* Exercise brief
Please output the lines shown below exactly as they appear.
----- Data excerpts -----
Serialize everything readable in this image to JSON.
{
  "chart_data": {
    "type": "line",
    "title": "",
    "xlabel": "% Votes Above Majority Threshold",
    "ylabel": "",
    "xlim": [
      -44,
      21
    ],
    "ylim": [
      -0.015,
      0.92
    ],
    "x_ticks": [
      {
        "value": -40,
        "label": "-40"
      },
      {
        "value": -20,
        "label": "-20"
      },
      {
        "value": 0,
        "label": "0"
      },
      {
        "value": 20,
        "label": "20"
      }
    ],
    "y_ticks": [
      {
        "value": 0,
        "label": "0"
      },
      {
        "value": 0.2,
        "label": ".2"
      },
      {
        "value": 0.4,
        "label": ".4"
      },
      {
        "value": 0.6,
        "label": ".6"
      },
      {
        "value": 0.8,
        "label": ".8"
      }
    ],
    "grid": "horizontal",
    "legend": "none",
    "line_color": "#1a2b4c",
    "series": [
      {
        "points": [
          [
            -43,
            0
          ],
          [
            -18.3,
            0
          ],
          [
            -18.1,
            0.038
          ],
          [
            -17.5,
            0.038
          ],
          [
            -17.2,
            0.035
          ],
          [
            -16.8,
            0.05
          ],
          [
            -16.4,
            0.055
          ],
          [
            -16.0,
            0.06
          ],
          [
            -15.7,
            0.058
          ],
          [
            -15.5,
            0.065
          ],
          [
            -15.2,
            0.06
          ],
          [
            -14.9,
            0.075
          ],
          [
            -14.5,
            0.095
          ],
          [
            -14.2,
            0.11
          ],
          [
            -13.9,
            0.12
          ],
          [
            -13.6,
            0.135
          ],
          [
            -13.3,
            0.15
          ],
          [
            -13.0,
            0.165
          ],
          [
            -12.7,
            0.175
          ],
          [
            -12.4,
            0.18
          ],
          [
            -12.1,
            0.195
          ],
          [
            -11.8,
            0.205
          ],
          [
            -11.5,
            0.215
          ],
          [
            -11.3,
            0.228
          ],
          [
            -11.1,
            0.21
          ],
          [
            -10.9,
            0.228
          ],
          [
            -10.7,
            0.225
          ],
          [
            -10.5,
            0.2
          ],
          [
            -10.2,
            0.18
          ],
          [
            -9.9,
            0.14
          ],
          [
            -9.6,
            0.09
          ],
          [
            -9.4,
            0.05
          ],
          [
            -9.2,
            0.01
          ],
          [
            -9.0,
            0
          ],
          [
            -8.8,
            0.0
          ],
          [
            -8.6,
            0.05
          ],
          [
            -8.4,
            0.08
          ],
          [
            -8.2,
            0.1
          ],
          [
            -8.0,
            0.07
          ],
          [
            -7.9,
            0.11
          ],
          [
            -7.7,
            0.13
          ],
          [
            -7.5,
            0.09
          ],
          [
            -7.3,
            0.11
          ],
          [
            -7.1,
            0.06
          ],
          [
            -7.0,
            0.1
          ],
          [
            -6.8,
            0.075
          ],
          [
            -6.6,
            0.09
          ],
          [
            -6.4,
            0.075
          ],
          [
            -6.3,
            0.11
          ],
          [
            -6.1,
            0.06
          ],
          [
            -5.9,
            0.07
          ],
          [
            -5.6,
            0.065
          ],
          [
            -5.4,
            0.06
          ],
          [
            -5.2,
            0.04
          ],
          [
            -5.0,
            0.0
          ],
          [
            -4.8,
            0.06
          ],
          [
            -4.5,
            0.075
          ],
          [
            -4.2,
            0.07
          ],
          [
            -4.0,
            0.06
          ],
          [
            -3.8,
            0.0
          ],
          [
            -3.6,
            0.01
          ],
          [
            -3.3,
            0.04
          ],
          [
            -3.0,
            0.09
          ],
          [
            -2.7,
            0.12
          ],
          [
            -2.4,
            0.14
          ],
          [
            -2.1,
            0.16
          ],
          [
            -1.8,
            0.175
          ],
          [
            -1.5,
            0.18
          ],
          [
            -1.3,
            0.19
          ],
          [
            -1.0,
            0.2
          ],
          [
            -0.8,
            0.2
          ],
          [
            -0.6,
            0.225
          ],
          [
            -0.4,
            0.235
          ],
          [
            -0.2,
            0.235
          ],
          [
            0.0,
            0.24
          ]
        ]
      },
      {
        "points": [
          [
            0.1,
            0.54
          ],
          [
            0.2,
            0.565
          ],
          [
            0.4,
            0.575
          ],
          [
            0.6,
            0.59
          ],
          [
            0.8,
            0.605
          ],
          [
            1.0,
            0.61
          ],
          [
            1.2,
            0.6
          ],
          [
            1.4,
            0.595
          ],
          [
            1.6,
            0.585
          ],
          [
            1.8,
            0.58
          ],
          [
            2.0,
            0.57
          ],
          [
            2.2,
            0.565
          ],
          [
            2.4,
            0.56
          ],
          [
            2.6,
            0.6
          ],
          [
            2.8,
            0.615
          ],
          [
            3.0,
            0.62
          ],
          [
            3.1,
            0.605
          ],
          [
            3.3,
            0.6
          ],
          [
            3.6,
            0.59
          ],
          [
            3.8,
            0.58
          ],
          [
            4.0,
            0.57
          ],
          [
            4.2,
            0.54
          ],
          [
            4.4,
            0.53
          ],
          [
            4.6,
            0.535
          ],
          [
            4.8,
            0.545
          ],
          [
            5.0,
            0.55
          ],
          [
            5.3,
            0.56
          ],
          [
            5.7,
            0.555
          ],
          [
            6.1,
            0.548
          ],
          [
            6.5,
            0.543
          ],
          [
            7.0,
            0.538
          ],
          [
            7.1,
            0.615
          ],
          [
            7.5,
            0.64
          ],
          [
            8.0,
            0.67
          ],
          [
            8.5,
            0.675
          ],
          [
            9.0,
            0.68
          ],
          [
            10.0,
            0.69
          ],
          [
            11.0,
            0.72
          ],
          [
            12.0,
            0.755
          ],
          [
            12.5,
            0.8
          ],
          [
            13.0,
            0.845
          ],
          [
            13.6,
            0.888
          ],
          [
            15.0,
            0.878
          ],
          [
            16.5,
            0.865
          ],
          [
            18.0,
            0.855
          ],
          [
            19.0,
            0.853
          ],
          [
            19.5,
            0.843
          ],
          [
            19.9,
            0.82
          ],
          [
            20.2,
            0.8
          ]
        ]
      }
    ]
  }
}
-----
* Full solution
Serialize everything readable in this image to JSON.
{
  "chart_data": {
    "type": "line",
    "title": "",
    "xlabel": "% Votes Above Majority Threshold",
    "ylabel": "",
    "xlim": [
      -44,
      21
    ],
    "ylim": [
      -0.015,
      0.92
    ],
    "x_ticks": [
      {
        "value": -40,
        "label": "-40"
      },
      {
        "value": -20,
        "label": "-20"
      },
      {
        "value": 0,
        "label": "0"
      },
      {
        "value": 20,
        "label": "20"
      }
    ],
    "y_ticks": [
      {
        "value": 0,
        "label": "0"
      },
      {
        "value": 0.2,
        "label": ".2"
      },
      {
        "value": 0.4,
        "label": ".4"
      },
      {
        "value": 0.6,
        "label": ".6"
      },
      {
        "value": 0.8,
        "label": ".8"
      }
    ],
    "grid": "horizontal",
    "legend": "none",
    "line_color": "#1a2b4c",
    "series": [
      {
        "points": [
          [
            -43,
            0
          ],
          [
            -18.3,
            0
          ],
          [
            -18.1,
            0.038
          ],
          [
            -17.5,
            0.038
          ],
          [
            -17.2,
            0.035
          ],
          [
            -16.8,
            0.05
          ],
          [
            -16.4,
            0.055
          ],
          [
            -16.0,
            0.06
          ],
          [
            -15.7,
            0.058
          ],
          [
            -15.5,
            0.065
          ],
          [
            -15.2,
            0.06
          ],
          [
            -14.9,
            0.075
          ],
          [
            -14.5,
            0.095
          ],
          [
            -14.2,
            0.11
          ],
          [
            -13.9,
            0.12
          ],
          [
            -13.6,
            0.135
          ],
          [
            -13.3,
            0.15
          ],
          [
            -13.0,
            0.165
          ],
          [
            -12.7,
            0.175
          ],
          [
            -12.4,
            0.18
          ],
          [
            -12.1,
            0.195
          ],
          [
            -11.8,
            0.205
          ],
          [
            -11.5,
            0.215
          ],
          [
            -11.3,
            0.228
          ],
          [
            -11.1,
            0.21
          ],
          [
            -10.9,
            0.228
          ],
          [
            -10.7,
            0.225
          ],
          [
            -10.5,
            0.2
          ],
          [
            -10.2,
            0.18
          ],
          [
            -9.9,
            0.14
          ],
          [
            -9.6,
            0.09
          ],
          [
            -9.4,
            0.05
          ],
          [
            -9.2,
            0.01
          ],
          [
            -9.0,
            0
          ],
          [
            -8.8,
            0.0
          ],
          [
            -8.6,
            0.05
          ],
          [
            -8.4,
            0.08
          ],
          [
            -8.2,
            0.1
          ],
          [
            -8.0,
            0.07
          ],
          [
            -7.9,
            0.11
          ],
          [
            -7.7,
            0.13
          ],
          [
            -7.5,
            0.09
          ],
          [
            -7.3,
            0.11
          ],
          [
            -7.1,
            0.06
          ],
          [
            -7.0,
            0.1
          ],
          [
            -6.8,
            0.075
          ],
          [
            -6.6,
            0.09
          ],
          [
            -6.4,
            0.075
          ],
          [
            -6.3,
            0.11
          ],
          [
            -6.1,
            0.06
          ],
          [
            -5.9,
            0.07
          ],
          [
            -5.6,
            0.065
          ],
          [
            -5.4,
            0.06
          ],
          [
            -5.2,
            0.04
          ],
          [
            -5.0,
            0.0
          ],
          [
            -4.8,
            0.06
          ],
          [
            -4.5,
            0.075
          ],
          [
            -4.2,
            0.07
          ],
          [
            -4.0,
            0.06
          ],
          [
            -3.8,
            0.0
          ],
          [
            -3.6,
            0.01
          ],
          [
            -3.3,
            0.04
          ],
          [
            -3.0,
            0.09
          ],
          [
            -2.7,
            0.12
          ],
          [
            -2.4,
            0.14
          ],
          [
            -2.1,
            0.16
          ],
          [
            -1.8,
            0.175
          ],
          [
            -1.5,
            0.18
          ],
          [
            -1.3,
            0.19
          ],
          [
            -1.0,
            0.2
          ],
          [
            -0.8,
            0.2
          ],
          [
            -0.6,
            0.225
          ],
          [
            -0.4,
            0.235
          ],
          [
            -0.2,
            0.235
          ],
          [
            0.0,
            0.24
          ]
        ]
      },
      {
        "points": [
          [
            0.1,
            0.54
          ],
          [
            0.2,
            0.565
          ],
          [
            0.4,
            0.575
          ],
          [
            0.6,
            0.59
          ],
          [
            0.8,
            0.605
          ],
          [
            1.0,
            0.61
          ],
          [
            1.2,
            0.6
          ],
          [
            1.4,
            0.595
          ],
          [
            1.6,
            0.585
          ],
          [
            1.8,
            0.58
          ],
          [
            2.0,
            0.57
          ],
          [
            2.2,
            0.565
          ],
          [
            2.4,
            0.56
          ],
          [
            2.6,
            0.6
          ],
          [
            2.8,
            0.615
          ],
          [
            3.0,
            0.62
          ],
          [
            3.1,
            0.605
          ],
          [
            3.3,
            0.6
          ],
          [
            3.6,
            0.59
          ],
          [
            3.8,
            0.58
          ],
          [
            4.0,
            0.57
          ],
          [
            4.2,
            0.54
          ],
          [
            4.4,
            0.53
          ],
          [
            4.6,
            0.535
          ],
          [
            4.8,
            0.545
          ],
          [
            5.0,
            0.55
          ],
          [
            5.3,
            0.56
          ],
          [
            5.7,
            0.555
          ],
          [
            6.1,
            0.548
          ],
          [
            6.5,
            0.543
          ],
          [
            7.0,
            0.538
          ],
          [
            7.1,
            0.615
          ],
          [
            7.5,
            0.64
          ],
          [
            8.0,
            0.67
          ],
          [
            8.5,
            0.675
          ],
          [
            9.0,
            0.68
          ],
          [
            10.0,
            0.69
          ],
          [
            11.0,
            0.72
          ],
          [
            12.0,
            0.755
          ],
          [
            12.5,
            0.8
          ],
          [
            13.0,
            0.845
          ],
          [
            13.6,
            0.888
          ],
          [
            15.0,
            0.878
          ],
          [
            16.5,
            0.865
          ],
          [
            18.0,
            0.855
          ],
          [
            19.0,
            0.853
          ],
          [
            19.5,
            0.843
          ],
          [
            19.9,
            0.82
          ],
          [
            20.2,
            0.8
          ]
        ]
      }
    ]
  }
}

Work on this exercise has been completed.